Entries supplied >>
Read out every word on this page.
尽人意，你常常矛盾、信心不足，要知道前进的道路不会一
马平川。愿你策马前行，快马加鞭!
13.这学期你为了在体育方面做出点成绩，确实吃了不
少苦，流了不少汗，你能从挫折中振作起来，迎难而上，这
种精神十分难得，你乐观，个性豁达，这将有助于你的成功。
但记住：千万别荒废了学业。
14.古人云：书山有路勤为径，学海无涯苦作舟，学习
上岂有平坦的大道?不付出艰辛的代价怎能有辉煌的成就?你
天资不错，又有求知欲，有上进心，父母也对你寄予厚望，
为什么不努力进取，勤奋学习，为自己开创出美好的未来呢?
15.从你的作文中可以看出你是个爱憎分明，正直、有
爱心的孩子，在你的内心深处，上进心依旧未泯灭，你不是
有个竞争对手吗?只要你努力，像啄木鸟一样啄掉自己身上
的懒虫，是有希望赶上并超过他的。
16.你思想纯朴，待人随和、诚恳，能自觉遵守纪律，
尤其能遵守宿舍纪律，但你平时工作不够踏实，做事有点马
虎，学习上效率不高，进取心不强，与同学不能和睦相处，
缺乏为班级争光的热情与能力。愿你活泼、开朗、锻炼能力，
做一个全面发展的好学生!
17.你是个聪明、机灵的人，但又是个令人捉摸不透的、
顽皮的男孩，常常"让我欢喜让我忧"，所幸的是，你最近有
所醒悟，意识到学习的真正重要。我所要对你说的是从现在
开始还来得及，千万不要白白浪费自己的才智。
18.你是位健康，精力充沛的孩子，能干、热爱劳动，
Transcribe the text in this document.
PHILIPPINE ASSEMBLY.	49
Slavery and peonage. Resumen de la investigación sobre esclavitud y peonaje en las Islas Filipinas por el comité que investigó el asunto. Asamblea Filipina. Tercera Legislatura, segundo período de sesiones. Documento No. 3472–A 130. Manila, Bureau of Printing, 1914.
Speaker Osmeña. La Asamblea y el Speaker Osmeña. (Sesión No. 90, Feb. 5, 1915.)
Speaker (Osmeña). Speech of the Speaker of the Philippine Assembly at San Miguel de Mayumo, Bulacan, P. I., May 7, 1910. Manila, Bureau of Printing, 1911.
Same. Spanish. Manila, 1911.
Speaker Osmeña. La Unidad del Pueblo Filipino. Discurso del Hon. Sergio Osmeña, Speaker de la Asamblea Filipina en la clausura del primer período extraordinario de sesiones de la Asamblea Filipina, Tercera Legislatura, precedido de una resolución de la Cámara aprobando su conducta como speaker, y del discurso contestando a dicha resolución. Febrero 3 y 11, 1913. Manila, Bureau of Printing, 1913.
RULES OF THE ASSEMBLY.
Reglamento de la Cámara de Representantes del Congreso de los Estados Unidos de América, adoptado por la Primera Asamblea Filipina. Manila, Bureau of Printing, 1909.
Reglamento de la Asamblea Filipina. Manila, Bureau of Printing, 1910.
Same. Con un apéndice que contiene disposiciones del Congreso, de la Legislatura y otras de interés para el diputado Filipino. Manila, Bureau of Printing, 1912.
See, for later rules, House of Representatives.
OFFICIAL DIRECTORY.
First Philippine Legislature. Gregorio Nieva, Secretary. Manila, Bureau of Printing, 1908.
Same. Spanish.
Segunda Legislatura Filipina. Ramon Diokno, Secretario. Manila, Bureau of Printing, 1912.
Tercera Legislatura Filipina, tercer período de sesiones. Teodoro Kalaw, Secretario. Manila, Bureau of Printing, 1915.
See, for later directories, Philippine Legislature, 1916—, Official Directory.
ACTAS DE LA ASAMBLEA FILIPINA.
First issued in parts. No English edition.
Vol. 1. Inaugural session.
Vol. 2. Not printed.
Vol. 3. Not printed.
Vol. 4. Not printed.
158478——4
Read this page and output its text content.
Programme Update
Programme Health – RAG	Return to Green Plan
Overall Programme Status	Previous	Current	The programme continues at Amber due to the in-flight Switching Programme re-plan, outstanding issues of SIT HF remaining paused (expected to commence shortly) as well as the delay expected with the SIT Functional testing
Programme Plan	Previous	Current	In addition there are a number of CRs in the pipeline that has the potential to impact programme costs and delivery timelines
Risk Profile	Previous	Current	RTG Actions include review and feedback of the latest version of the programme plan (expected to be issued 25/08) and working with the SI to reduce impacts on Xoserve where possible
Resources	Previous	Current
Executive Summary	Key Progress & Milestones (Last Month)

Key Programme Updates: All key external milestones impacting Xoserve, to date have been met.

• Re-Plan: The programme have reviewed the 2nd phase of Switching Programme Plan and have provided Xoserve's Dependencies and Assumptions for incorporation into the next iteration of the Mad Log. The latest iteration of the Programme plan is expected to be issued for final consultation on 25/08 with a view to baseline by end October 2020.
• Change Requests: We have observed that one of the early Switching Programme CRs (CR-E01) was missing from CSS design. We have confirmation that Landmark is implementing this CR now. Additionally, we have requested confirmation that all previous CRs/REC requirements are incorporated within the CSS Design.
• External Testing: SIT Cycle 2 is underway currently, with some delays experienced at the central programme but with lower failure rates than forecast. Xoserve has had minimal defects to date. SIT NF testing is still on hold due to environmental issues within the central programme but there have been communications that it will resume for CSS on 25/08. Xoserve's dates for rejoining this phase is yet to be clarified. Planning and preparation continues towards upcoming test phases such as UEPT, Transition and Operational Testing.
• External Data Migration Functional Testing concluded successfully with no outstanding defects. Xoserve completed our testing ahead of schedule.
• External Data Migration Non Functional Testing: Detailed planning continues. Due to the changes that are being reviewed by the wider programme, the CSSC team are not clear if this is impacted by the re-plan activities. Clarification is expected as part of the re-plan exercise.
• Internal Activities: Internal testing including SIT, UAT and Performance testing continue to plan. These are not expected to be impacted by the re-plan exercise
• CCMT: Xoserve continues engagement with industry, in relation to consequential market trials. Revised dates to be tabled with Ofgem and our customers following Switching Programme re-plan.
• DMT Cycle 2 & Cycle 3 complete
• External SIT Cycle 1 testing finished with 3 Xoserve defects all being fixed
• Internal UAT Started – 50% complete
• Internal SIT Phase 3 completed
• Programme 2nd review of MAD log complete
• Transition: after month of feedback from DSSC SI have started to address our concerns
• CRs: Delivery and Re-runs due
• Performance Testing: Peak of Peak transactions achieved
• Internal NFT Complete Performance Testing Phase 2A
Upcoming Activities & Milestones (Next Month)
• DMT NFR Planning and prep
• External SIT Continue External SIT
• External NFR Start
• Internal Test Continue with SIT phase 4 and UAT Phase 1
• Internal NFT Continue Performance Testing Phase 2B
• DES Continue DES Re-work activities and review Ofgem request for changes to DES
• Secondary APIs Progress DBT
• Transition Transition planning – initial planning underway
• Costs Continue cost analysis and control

Work to complete >>
Find the lines containing "later" and list every one of them.

Finished task >>
See, for later rules, House of Representatives.
See, for later directories, Philippine Legislature, 1916—, Official Directory.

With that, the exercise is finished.